-- begin --
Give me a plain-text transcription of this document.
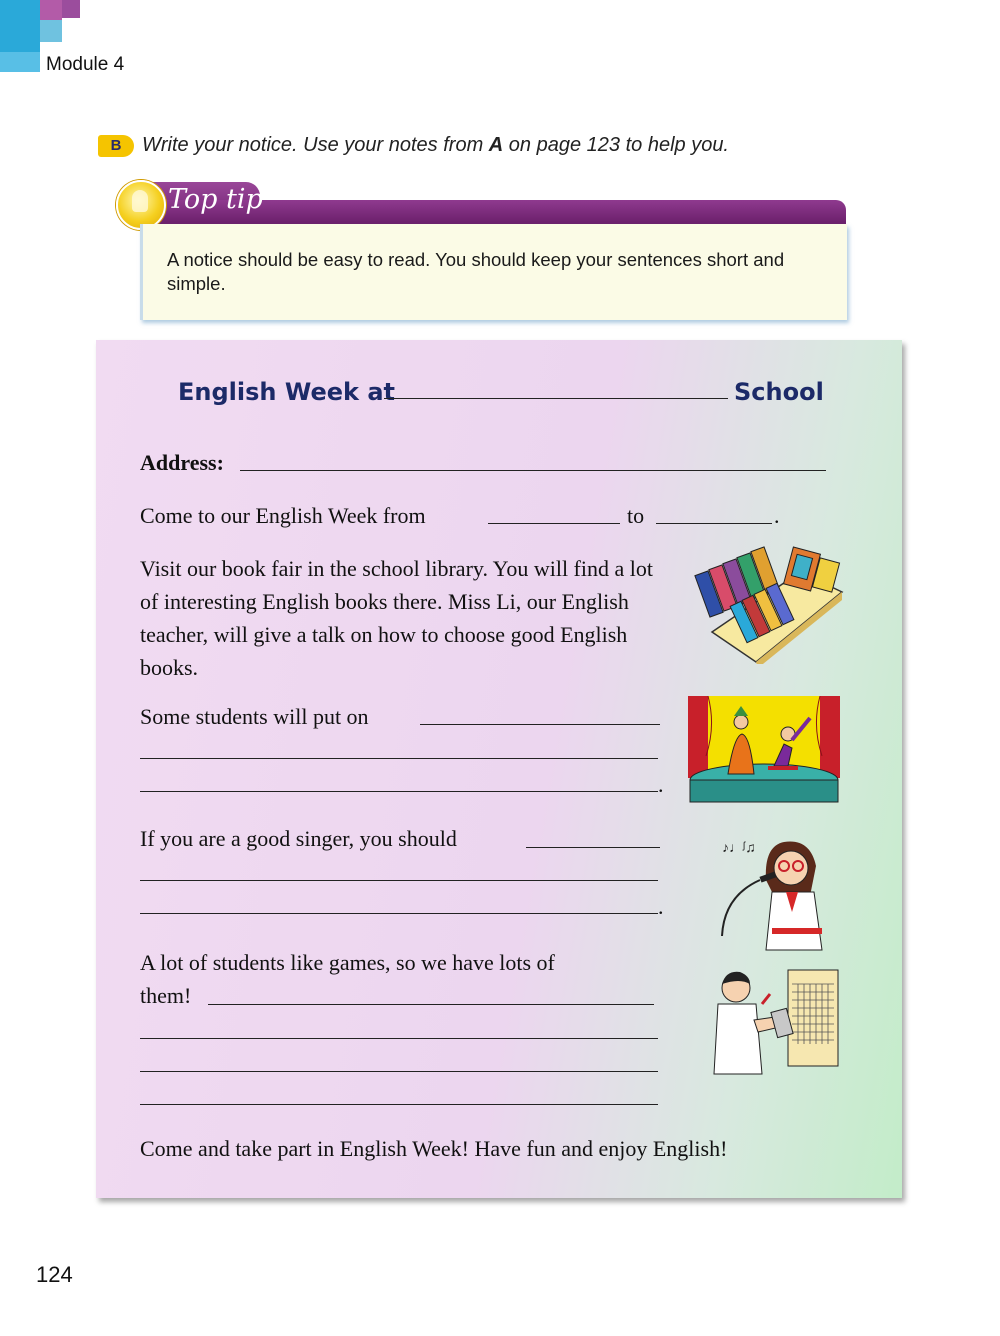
Module 4
B	Write your notice. Use your notes from A on page 123 to help you.
Top tip
A notice should be easy to read. You should keep your sentences short and simple.
English Week at	School
Address:
Come to our English Week from	to	.
Visit our book fair in the school library. You will find a lot of interesting English books there. Miss Li, our English teacher, will give a talk on how to choose good English books.
Some students will put on
.
If you are a good singer, you should
.
A lot of students like games, so we have lots of
them!
Come and take part in English Week! Have fun and enjoy English!
♪♩ᶴ♫
124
-- end --
WHAT IS ASKED: With the pictures left out, transcribe the material exactly.

FINISHED ANSWER:
Give me a plain-text transcription of this document.
Module 4
B	Write your notice. Use your notes from A on page 123 to help you.
Top tip
A notice should be easy to read. You should keep your sentences short and simple.
English Week at	School
Address:
Come to our English Week from	to	.
Visit our book fair in the school library. You will find a lot of interesting English books there. Miss Li, our English teacher, will give a talk on how to choose good English books.
Some students will put on
.
If you are a good singer, you should
.
A lot of students like games, so we have lots of
them!
Come and take part in English Week! Have fun and enjoy English!
♪♩ᶴ♫
124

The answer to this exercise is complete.